QUOTED PASSAGE
Sakai web service gotchas
Sakai web service gotchas
The following are a few tricks I've picked up - I spent ages trying to figure these out and must have gotten a few extra grey hairs along the way. Hoefully these will save your sanity
HTTP vs HTTPS in Using Web Services
I was having difficulties connecting to the SakaiLogin.jws?wsdl file. I was trying to connect through Perl and using the SOAP::Lite module.
This simple fragment of code should have worked:
use SOAP::Lite; my $user = 'admin'; my $password = 'admin'; my $loginURI = "https://myserver/sakai-axis/SakaiLogin.jws?wsdl"; my $loginsoap = SOAP::Lite -> proxy($loginURI) -> uri($loginURI); my $session = $loginsoap->login($user, $password)->result; print "$session\n";
But I was getting a 500 Connect failed: connect: Connection refused; error.
At first I thought it might have been the self-signed certificate that we are using whilst we integrate, so we put in the certificate environment variables into the script as per the SOAP::Lite documentation so that the certificate and key could be found:
use SOAP::Lite; $ENV{'HTTPS_CERT_FILE'} = '/path/to/my/server/certificate.crt'; $ENV{'HTTPS_KEY_FILE'} = '/math/to/my/server/key.key'; ....
but still no luck. Same error.
Note re adding the environment variables
Since we are writing a script to connect to a web service, there is the possibility of having the script on a different machine altogether, but this would be restricted by having the environment variables hard coded into your script, so you should use a more flexible method of connecting over HTTPS to the web service provider.
Also, the certificate and key must be readable by the user executing the script that requires them otherwise you will get an errr saying they cannot be read. Allowing read access to the certificate and key might be an issue of security for you.
We then disabled SSL on the server and tried again, this time with the URL being HTTP instead of HTTPS, but this time I get a 404 Not Found error! The file clearly exists, I can browse to it and get the WSDL XML displayed on screen.
That got me thinking and finally I came up with...

INFORMATION GIVEN

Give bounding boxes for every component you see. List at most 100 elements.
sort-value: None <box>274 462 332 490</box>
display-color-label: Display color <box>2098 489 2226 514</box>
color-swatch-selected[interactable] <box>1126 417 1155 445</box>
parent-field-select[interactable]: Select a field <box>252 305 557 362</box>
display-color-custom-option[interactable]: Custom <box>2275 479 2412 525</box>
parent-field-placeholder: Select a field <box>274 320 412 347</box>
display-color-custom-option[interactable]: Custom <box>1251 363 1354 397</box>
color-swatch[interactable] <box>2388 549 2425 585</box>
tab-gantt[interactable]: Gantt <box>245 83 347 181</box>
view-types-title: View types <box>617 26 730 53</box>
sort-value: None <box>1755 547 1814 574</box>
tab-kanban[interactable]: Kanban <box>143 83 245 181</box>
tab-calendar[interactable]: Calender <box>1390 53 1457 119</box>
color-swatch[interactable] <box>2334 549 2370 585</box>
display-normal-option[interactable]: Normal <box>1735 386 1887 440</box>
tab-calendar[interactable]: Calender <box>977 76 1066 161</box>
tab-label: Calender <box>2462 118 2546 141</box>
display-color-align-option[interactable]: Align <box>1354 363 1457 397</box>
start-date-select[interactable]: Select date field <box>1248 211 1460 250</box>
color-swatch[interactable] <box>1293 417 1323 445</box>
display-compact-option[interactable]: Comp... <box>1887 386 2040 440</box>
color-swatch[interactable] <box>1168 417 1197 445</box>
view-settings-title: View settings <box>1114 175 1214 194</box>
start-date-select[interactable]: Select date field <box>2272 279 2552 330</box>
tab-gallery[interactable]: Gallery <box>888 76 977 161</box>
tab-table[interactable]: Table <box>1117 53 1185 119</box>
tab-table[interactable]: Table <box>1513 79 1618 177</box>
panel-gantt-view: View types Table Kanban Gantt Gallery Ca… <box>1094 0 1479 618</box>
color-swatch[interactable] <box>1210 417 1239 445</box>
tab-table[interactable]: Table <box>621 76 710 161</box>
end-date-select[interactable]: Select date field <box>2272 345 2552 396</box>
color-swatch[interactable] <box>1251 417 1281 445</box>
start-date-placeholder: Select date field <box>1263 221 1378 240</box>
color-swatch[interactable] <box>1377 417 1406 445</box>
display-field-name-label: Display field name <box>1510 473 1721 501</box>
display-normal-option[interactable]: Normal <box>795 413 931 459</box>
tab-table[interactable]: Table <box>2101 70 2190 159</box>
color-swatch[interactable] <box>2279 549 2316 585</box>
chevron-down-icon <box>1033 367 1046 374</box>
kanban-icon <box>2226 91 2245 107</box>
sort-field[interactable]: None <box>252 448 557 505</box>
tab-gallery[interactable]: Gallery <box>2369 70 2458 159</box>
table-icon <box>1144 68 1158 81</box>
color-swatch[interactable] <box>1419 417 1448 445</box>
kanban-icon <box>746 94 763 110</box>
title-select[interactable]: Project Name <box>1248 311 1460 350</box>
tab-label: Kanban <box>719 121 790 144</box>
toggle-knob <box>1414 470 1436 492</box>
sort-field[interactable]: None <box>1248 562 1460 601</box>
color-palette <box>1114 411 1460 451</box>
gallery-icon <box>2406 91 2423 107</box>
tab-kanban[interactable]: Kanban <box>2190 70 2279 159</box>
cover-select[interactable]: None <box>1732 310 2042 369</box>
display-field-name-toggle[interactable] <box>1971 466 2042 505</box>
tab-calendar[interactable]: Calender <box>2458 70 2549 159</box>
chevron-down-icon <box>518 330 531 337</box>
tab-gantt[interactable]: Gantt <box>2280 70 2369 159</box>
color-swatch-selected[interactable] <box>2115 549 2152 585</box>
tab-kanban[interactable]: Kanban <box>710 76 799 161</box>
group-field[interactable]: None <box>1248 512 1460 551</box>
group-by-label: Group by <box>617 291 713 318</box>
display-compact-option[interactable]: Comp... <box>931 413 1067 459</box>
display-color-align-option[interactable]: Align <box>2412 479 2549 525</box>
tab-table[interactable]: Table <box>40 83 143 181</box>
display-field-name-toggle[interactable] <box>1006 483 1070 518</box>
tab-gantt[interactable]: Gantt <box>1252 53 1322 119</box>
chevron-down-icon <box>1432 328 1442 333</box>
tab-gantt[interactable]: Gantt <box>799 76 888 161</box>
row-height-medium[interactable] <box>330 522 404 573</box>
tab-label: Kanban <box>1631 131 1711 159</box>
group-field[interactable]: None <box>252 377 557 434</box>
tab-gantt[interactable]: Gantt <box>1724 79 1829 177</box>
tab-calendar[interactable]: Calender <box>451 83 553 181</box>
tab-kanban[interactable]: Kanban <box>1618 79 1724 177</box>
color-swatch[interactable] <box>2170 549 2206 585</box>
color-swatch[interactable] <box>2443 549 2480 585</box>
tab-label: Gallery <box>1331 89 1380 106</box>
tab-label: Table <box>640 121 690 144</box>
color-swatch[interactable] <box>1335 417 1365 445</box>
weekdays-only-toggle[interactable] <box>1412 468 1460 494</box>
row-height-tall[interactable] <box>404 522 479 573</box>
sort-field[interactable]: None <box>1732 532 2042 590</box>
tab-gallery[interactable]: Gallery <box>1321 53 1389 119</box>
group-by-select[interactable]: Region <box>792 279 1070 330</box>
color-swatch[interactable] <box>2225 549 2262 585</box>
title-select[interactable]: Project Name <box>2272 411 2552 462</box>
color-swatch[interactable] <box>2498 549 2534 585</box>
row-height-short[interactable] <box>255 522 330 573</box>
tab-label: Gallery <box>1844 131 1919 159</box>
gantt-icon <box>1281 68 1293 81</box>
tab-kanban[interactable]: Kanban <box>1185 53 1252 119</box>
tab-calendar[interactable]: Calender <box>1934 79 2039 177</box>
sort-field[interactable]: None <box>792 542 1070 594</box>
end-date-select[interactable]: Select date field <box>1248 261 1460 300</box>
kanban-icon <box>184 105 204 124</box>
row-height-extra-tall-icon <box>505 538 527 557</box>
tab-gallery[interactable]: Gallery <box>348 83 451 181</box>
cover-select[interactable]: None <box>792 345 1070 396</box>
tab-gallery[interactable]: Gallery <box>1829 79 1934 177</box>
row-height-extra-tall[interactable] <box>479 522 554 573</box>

WHAT TO WORK ON
- 1) Name every variable that the first Perl code fragment in the Sakai web service notes declares with "my".
- 2) Reproduce the Sakai web service notes word for word between "This simple fragment" and "Connection refused; error.", inclusive.
- 3) Pick up the Sakai web service notes after their final sentence and carry the account forward.

ANSWERS FOR THIS EXERCISE
- 1) $user, $password, $loginURI, $loginsoap, $session

- 2)
This simple fragment of code should have worked:
use SOAP::Lite; my $user = 'admin'; my $password = 'admin'; my $loginURI = "https://myserver/sakai-axis/SakaiLogin.jws?wsdl"; my $loginsoap = SOAP::Lite -> proxy($loginURI) -> uri($loginURI); my $session = $loginsoap->login($user, $password)->result; print "$session\n";
But I was getting a 500 Connect failed: connect: Connection refused; error.

- 3)
The solution
We have our server setup so that Apache hands off the requests to Tomcat that it needs to, with Apache running on the standard port 80 and Tomcat running on port 8080. When browsing via the web, I access Sakai through port 80, but under the hood, Apache is handing off the requests to Tomcat and connecting through port 8080. Because I wasn't going through Apache with this Perl script, I needed to add the port to the URL to connect directly through Tomcat so the URL becomes: http://myserver:8080/sakai-axis/SakaiLogin.jws?wsdl
After I did that, the requests went through fine.
From Seth Theriault:
All my conns to Tomcat are fronted by Apache. I am using a Perl script with these URIs:
my $loginURI = "https://my.sakai.server/sakai-axis/SakaiLogin.jws?wsdl";
my $scriptURI = "https://my.sakai.server/sakai-axis/SakaiScript.jws?wsdl";
and see no problems.
Thanks Seth. Maybe it was just the UNE server setup that was presenting difficulties for me?!
A caveat with Perl and Web Services
Some of the web services (which are written in Java and implemented through Apache Axis) require boolean data types to be passed to them. However, Perl has no pure boolean datatypes. Sure, there are ways within Perl to signal a true or false value, but this does NOT extend outside of Perl. So the problem arises when you need to pass a boolean data type to a web service written in Java.
The solution is in Perl's SOAP::Lite module, which allows you to create boolean data types:
my $true = SOAP::Data->value('true')->type('boolean'); my $false = SOAP::Data->value('')->type('boolean');
This sets up some boolean typed parameters which can now be securely passed to a function requiring booleans!